═══ DATASET EXTRACT

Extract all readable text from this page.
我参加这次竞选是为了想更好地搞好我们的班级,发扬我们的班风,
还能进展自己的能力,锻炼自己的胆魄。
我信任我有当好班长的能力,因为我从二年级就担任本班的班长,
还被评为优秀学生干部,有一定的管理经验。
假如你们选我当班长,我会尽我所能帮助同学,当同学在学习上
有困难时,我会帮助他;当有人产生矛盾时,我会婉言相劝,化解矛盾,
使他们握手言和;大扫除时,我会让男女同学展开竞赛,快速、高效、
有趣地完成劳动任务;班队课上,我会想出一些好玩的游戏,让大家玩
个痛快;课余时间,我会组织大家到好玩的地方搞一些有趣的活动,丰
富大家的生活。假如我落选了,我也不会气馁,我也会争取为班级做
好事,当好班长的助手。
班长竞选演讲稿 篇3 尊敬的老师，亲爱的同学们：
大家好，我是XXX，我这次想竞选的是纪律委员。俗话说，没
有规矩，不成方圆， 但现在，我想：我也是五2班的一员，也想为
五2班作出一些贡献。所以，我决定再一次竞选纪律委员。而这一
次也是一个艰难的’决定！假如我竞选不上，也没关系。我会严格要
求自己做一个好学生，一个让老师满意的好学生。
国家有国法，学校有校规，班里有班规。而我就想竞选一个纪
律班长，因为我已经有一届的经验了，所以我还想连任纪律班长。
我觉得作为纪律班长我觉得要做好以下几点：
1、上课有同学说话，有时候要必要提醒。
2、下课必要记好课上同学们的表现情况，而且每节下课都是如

══════

EXERCISE DESCRIPTION: Each record must be repeated exactly as it is.

ANSWER BELOW:
Extract all readable text from this page.
我参加这次竞选是为了想更好地搞好我们的班级,发扬我们的班风,
还能进展自己的能力,锻炼自己的胆魄。
我信任我有当好班长的能力,因为我从二年级就担任本班的班长,
还被评为优秀学生干部,有一定的管理经验。
假如你们选我当班长,我会尽我所能帮助同学,当同学在学习上
有困难时,我会帮助他;当有人产生矛盾时,我会婉言相劝,化解矛盾,
使他们握手言和;大扫除时,我会让男女同学展开竞赛,快速、高效、
有趣地完成劳动任务;班队课上,我会想出一些好玩的游戏,让大家玩
个痛快;课余时间,我会组织大家到好玩的地方搞一些有趣的活动,丰
富大家的生活。假如我落选了,我也不会气馁,我也会争取为班级做
好事,当好班长的助手。
班长竞选演讲稿 篇3 尊敬的老师，亲爱的同学们：
大家好，我是XXX，我这次想竞选的是纪律委员。俗话说，没
有规矩，不成方圆， 但现在，我想：我也是五2班的一员，也想为
五2班作出一些贡献。所以，我决定再一次竞选纪律委员。而这一
次也是一个艰难的’决定！假如我竞选不上，也没关系。我会严格要
求自己做一个好学生，一个让老师满意的好学生。
国家有国法，学校有校规，班里有班规。而我就想竞选一个纪
律班长，因为我已经有一届的经验了，所以我还想连任纪律班长。
我觉得作为纪律班长我觉得要做好以下几点：
1、上课有同学说话，有时候要必要提醒。
2、下课必要记好课上同学们的表现情况，而且每节下课都是如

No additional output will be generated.